◆ **Extracted information**:
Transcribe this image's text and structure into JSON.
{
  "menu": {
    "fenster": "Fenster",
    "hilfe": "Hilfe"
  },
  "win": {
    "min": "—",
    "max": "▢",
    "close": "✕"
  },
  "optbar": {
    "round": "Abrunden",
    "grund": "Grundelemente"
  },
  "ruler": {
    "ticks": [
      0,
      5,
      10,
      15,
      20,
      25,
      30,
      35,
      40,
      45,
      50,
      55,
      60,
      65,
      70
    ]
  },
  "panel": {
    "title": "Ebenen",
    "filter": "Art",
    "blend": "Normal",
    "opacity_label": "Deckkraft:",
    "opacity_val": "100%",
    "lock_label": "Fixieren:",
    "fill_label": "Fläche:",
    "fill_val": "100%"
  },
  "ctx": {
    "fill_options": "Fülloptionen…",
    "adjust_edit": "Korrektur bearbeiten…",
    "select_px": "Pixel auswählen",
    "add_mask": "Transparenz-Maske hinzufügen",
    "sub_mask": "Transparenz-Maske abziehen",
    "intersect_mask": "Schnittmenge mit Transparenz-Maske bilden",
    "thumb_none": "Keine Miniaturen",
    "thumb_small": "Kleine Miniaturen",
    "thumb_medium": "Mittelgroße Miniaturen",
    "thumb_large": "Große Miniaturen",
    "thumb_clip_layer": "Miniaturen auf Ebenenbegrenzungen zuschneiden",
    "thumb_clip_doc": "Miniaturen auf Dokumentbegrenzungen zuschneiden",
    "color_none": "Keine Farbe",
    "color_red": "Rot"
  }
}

◆ **What is asked**: Print all of the entries again, exactly as written.

◆ **Answer to this task**:
Transcribe this image's text and structure into JSON.
{
  "menu": {
    "fenster": "Fenster",
    "hilfe": "Hilfe"
  },
  "win": {
    "min": "—",
    "max": "▢",
    "close": "✕"
  },
  "optbar": {
    "round": "Abrunden",
    "grund": "Grundelemente"
  },
  "ruler": {
    "ticks": [
      0,
      5,
      10,
      15,
      20,
      25,
      30,
      35,
      40,
      45,
      50,
      55,
      60,
      65,
      70
    ]
  },
  "panel": {
    "title": "Ebenen",
    "filter": "Art",
    "blend": "Normal",
    "opacity_label": "Deckkraft:",
    "opacity_val": "100%",
    "lock_label": "Fixieren:",
    "fill_label": "Fläche:",
    "fill_val": "100%"
  },
  "ctx": {
    "fill_options": "Fülloptionen…",
    "adjust_edit": "Korrektur bearbeiten…",
    "select_px": "Pixel auswählen",
    "add_mask": "Transparenz-Maske hinzufügen",
    "sub_mask": "Transparenz-Maske abziehen",
    "intersect_mask": "Schnittmenge mit Transparenz-Maske bilden",
    "thumb_none": "Keine Miniaturen",
    "thumb_small": "Kleine Miniaturen",
    "thumb_medium": "Mittelgroße Miniaturen",
    "thumb_large": "Große Miniaturen",
    "thumb_clip_layer": "Miniaturen auf Ebenenbegrenzungen zuschneiden",
    "thumb_clip_doc": "Miniaturen auf Dokumentbegrenzungen zuschneiden",
    "color_none": "Keine Farbe",
    "color_red": "Rot"
  }
}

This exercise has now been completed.